▶ SET EXERCISE
Send each entry back exactly as given, pictures excluded.

▶ DATASET CONTENT
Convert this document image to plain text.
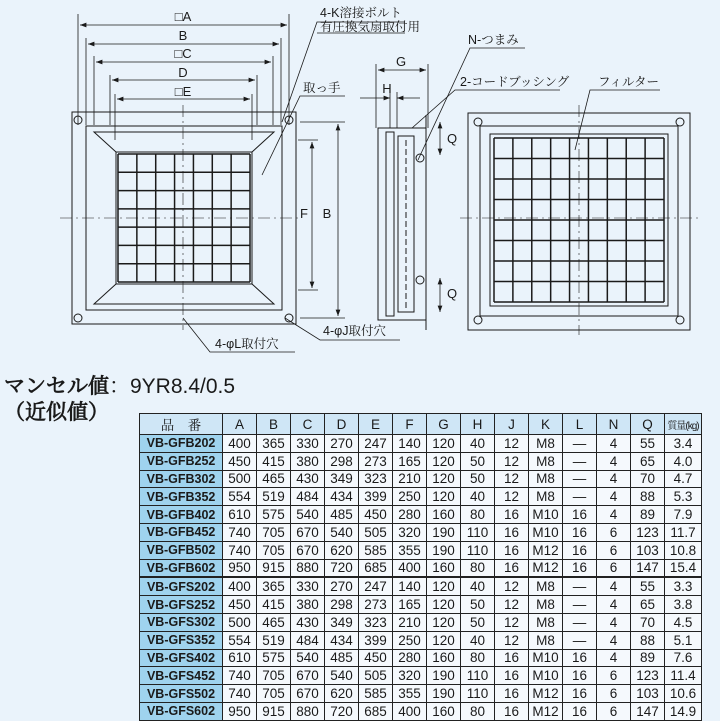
□A
B
□C
D
□E
F B
G
H
Q
Q
4-K溶接ボルト
有圧換気扇取付用
取っ手
N-つまみ
2-コードブッシング フィルター
4-φL取付穴
4-φJ取付穴
マンセル値：9YR8.4/0.5
（近似値）
品　番	A	B	C	D	E	F	G	H	J	K	L	N	Q	質量(kg)
VB-GFB202	400	365	330	270	247	140	120	40	12	M8	—	4	55	3.4
VB-GFB252	450	415	380	298	273	165	120	50	12	M8	—	4	65	4.0
VB-GFB302	500	465	430	349	323	210	120	50	12	M8	—	4	70	4.7
VB-GFB352	554	519	484	434	399	250	120	40	12	M8	—	4	88	5.3
VB-GFB402	610	575	540	485	450	280	160	80	16	M10	16	4	89	7.9
VB-GFB452	740	705	670	540	505	320	190	110	16	M10	16	6	123	11.7
VB-GFB502	740	705	670	620	585	355	190	110	16	M12	16	6	103	10.8
VB-GFB602	950	915	880	720	685	400	160	80	16	M12	16	6	147	15.4
VB-GFS202	400	365	330	270	247	140	120	40	12	M8	—	4	55	3.3
VB-GFS252	450	415	380	298	273	165	120	50	12	M8	—	4	65	3.8
VB-GFS302	500	465	430	349	323	210	120	50	12	M8	—	4	70	4.5
VB-GFS352	554	519	484	434	399	250	120	40	12	M8	—	4	88	5.1
VB-GFS402	610	575	540	485	450	280	160	80	16	M10	16	4	89	7.6
VB-GFS452	740	705	670	540	505	320	190	110	16	M10	16	6	123	11.4
VB-GFS502	740	705	670	620	585	355	190	110	16	M12	16	6	103	10.6
VB-GFS602	950	915	880	720	685	400	160	80	16	M12	16	6	147	14.9
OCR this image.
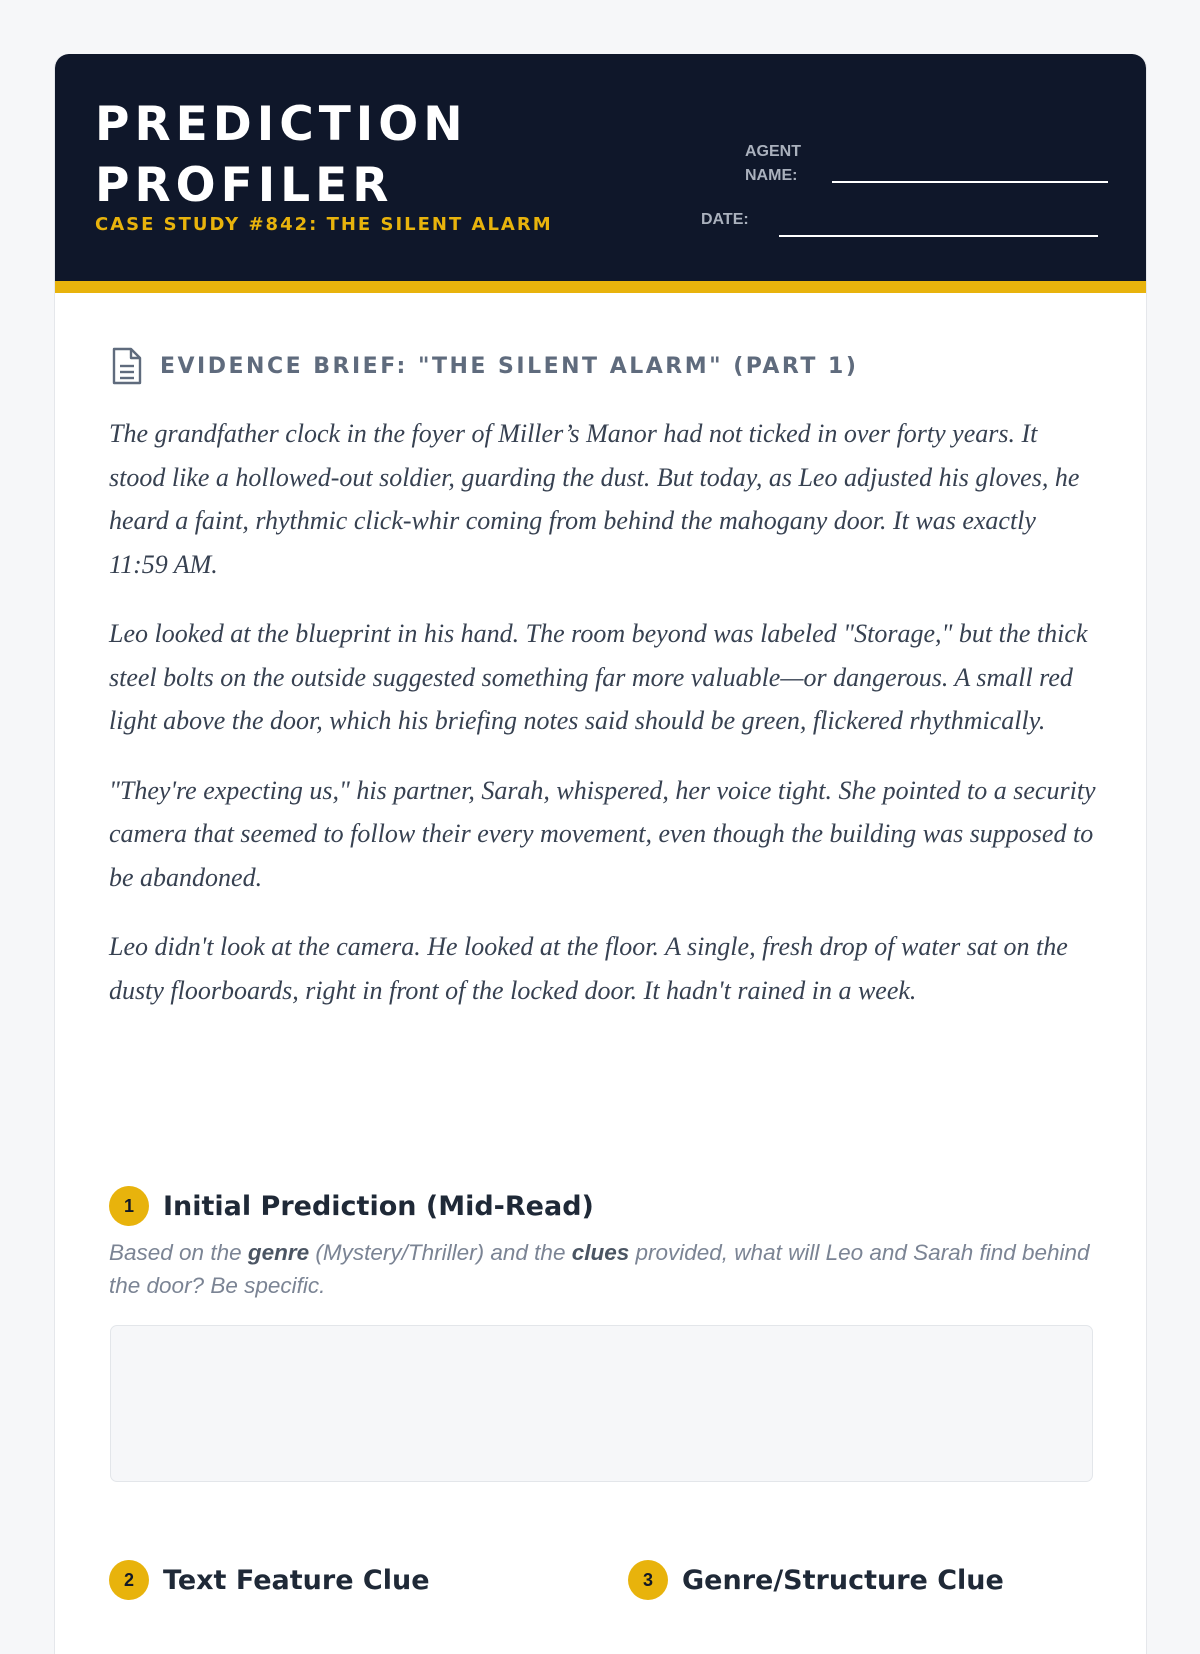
PREDICTION
PROFILER
CASE STUDY #842: THE SILENT ALARM
AGENT
NAME:
DATE:
EVIDENCE BRIEF: "THE SILENT ALARM" (PART 1)

The grandfather clock in the foyer of Miller’s Manor had not ticked in over forty years. It stood like a hollowed-out soldier, guarding the dust. But today, as Leo adjusted his gloves, he heard a faint, rhythmic click-whir coming from behind the mahogany door. It was exactly 11:59 AM.

Leo looked at the blueprint in his hand. The room beyond was labeled "Storage," but the thick steel bolts on the outside suggested something far more valuable—or dangerous. A small red light above the door, which his briefing notes said should be green, flickered rhythmically.

"They're expecting us," his partner, Sarah, whispered, her voice tight. She pointed to a security camera that seemed to follow their every movement, even though the building was supposed to be abandoned.

Leo didn't look at the camera. He looked at the floor. A single, fresh drop of water sat on the dusty floorboards, right in front of the locked door. It hadn't rained in a week.

1	Initial Prediction (Mid-Read)
Based on the genre (Mystery/Thriller) and the clues provided, what will Leo and Sarah find behind the door? Be specific.
2	Text Feature Clue	3	Genre/Structure Clue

▶ OUTPUT FOR THIS EXERCISE
Convert this document image to plain text.
□A
B
□C
D
□E
F B
G
H
Q
Q
4-K溶接ボルト
有圧換気扇取付用
取っ手
N-つまみ
2-コードブッシング フィルター
4-φL取付穴
4-φJ取付穴
マンセル値：9YR8.4/0.5
（近似値）
品　番	A	B	C	D	E	F	G	H	J	K	L	N	Q	質量(kg)
VB-GFB202	400	365	330	270	247	140	120	40	12	M8	—	4	55	3.4
VB-GFB252	450	415	380	298	273	165	120	50	12	M8	—	4	65	4.0
VB-GFB302	500	465	430	349	323	210	120	50	12	M8	—	4	70	4.7
VB-GFB352	554	519	484	434	399	250	120	40	12	M8	—	4	88	5.3
VB-GFB402	610	575	540	485	450	280	160	80	16	M10	16	4	89	7.9
VB-GFB452	740	705	670	540	505	320	190	110	16	M10	16	6	123	11.7
VB-GFB502	740	705	670	620	585	355	190	110	16	M12	16	6	103	10.8
VB-GFB602	950	915	880	720	685	400	160	80	16	M12	16	6	147	15.4
VB-GFS202	400	365	330	270	247	140	120	40	12	M8	—	4	55	3.3
VB-GFS252	450	415	380	298	273	165	120	50	12	M8	—	4	65	3.8
VB-GFS302	500	465	430	349	323	210	120	50	12	M8	—	4	70	4.5
VB-GFS352	554	519	484	434	399	250	120	40	12	M8	—	4	88	5.1
VB-GFS402	610	575	540	485	450	280	160	80	16	M10	16	4	89	7.6
VB-GFS452	740	705	670	540	505	320	190	110	16	M10	16	6	123	11.4
VB-GFS502	740	705	670	620	585	355	190	110	16	M12	16	6	103	10.6
VB-GFS602	950	915	880	720	685	400	160	80	16	M12	16	6	147	14.9
OCR this image.
PREDICTION
PROFILER
CASE STUDY #842: THE SILENT ALARM
AGENT
NAME:
DATE:
EVIDENCE BRIEF: "THE SILENT ALARM" (PART 1)

The grandfather clock in the foyer of Miller’s Manor had not ticked in over forty years. It stood like a hollowed-out soldier, guarding the dust. But today, as Leo adjusted his gloves, he heard a faint, rhythmic click-whir coming from behind the mahogany door. It was exactly 11:59 AM.

Leo looked at the blueprint in his hand. The room beyond was labeled "Storage," but the thick steel bolts on the outside suggested something far more valuable—or dangerous. A small red light above the door, which his briefing notes said should be green, flickered rhythmically.

"They're expecting us," his partner, Sarah, whispered, her voice tight. She pointed to a security camera that seemed to follow their every movement, even though the building was supposed to be abandoned.

Leo didn't look at the camera. He looked at the floor. A single, fresh drop of water sat on the dusty floorboards, right in front of the locked door. It hadn't rained in a week.

1	Initial Prediction (Mid-Read)
Based on the genre (Mystery/Thriller) and the clues provided, what will Leo and Sarah find behind the door? Be specific.
2	Text Feature Clue	3	Genre/Structure Clue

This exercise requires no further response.